Dataset records:
* START *

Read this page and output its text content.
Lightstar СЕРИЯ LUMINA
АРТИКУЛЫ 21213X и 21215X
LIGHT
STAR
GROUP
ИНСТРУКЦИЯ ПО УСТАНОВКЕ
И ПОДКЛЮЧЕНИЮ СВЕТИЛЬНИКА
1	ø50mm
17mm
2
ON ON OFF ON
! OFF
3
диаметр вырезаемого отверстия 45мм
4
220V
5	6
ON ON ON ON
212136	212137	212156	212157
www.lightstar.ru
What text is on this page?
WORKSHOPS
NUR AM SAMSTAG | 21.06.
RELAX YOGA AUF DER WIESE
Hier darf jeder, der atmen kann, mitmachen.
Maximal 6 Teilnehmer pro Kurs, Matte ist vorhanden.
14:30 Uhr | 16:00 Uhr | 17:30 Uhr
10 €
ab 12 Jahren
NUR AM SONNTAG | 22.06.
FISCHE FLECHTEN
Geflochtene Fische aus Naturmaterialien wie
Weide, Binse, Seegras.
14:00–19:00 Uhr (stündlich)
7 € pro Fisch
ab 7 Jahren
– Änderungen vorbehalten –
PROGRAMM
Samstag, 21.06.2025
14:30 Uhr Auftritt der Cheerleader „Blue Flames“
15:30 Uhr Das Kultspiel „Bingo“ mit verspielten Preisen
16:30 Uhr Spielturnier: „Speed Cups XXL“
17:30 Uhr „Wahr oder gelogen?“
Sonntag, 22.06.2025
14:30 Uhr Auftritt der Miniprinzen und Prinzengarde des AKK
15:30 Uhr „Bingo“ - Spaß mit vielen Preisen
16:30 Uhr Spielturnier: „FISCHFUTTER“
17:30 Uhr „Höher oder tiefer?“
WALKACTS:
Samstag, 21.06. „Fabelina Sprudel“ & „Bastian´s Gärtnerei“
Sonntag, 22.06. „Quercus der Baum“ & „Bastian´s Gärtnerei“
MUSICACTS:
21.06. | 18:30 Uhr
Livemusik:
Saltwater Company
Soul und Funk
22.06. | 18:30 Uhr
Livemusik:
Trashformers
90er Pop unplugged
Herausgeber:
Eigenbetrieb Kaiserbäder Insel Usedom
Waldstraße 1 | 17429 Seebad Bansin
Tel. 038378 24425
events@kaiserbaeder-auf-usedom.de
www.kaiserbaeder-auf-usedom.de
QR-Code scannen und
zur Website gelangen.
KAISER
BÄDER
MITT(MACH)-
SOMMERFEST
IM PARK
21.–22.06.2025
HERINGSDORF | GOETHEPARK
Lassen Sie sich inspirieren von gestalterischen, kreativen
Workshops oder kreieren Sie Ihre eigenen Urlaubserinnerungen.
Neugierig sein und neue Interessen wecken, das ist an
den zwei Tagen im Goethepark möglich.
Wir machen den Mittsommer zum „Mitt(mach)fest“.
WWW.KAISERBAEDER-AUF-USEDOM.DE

* END *

Work instructions: Reproduce each record exactly, leaving nothing out.

Solution for this exercise:
Read this page and output its text content.
Lightstar СЕРИЯ LUMINA
АРТИКУЛЫ 21213X и 21215X
LIGHT
STAR
GROUP
ИНСТРУКЦИЯ ПО УСТАНОВКЕ
И ПОДКЛЮЧЕНИЮ СВЕТИЛЬНИКА
1	ø50mm
17mm
2
ON ON OFF ON
! OFF
3
диаметр вырезаемого отверстия 45мм
4
220V
5	6
ON ON ON ON
212136	212137	212156	212157
www.lightstar.ru
What text is on this page?
WORKSHOPS
NUR AM SAMSTAG | 21.06.
RELAX YOGA AUF DER WIESE
Hier darf jeder, der atmen kann, mitmachen.
Maximal 6 Teilnehmer pro Kurs, Matte ist vorhanden.
14:30 Uhr | 16:00 Uhr | 17:30 Uhr
10 €
ab 12 Jahren
NUR AM SONNTAG | 22.06.
FISCHE FLECHTEN
Geflochtene Fische aus Naturmaterialien wie
Weide, Binse, Seegras.
14:00–19:00 Uhr (stündlich)
7 € pro Fisch
ab 7 Jahren
– Änderungen vorbehalten –
PROGRAMM
Samstag, 21.06.2025
14:30 Uhr Auftritt der Cheerleader „Blue Flames“
15:30 Uhr Das Kultspiel „Bingo“ mit verspielten Preisen
16:30 Uhr Spielturnier: „Speed Cups XXL“
17:30 Uhr „Wahr oder gelogen?“
Sonntag, 22.06.2025
14:30 Uhr Auftritt der Miniprinzen und Prinzengarde des AKK
15:30 Uhr „Bingo“ - Spaß mit vielen Preisen
16:30 Uhr Spielturnier: „FISCHFUTTER“
17:30 Uhr „Höher oder tiefer?“
WALKACTS:
Samstag, 21.06. „Fabelina Sprudel“ & „Bastian´s Gärtnerei“
Sonntag, 22.06. „Quercus der Baum“ & „Bastian´s Gärtnerei“
MUSICACTS:
21.06. | 18:30 Uhr
Livemusik:
Saltwater Company
Soul und Funk
22.06. | 18:30 Uhr
Livemusik:
Trashformers
90er Pop unplugged
Herausgeber:
Eigenbetrieb Kaiserbäder Insel Usedom
Waldstraße 1 | 17429 Seebad Bansin
Tel. 038378 24425
events@kaiserbaeder-auf-usedom.de
www.kaiserbaeder-auf-usedom.de
QR-Code scannen und
zur Website gelangen.
KAISER
BÄDER
MITT(MACH)-
SOMMERFEST
IM PARK
21.–22.06.2025
HERINGSDORF | GOETHEPARK
Lassen Sie sich inspirieren von gestalterischen, kreativen
Workshops oder kreieren Sie Ihre eigenen Urlaubserinnerungen.
Neugierig sein und neue Interessen wecken, das ist an
den zwei Tagen im Goethepark möglich.
Wir machen den Mittsommer zum „Mitt(mach)fest“.
WWW.KAISERBAEDER-AUF-USEDOM.DE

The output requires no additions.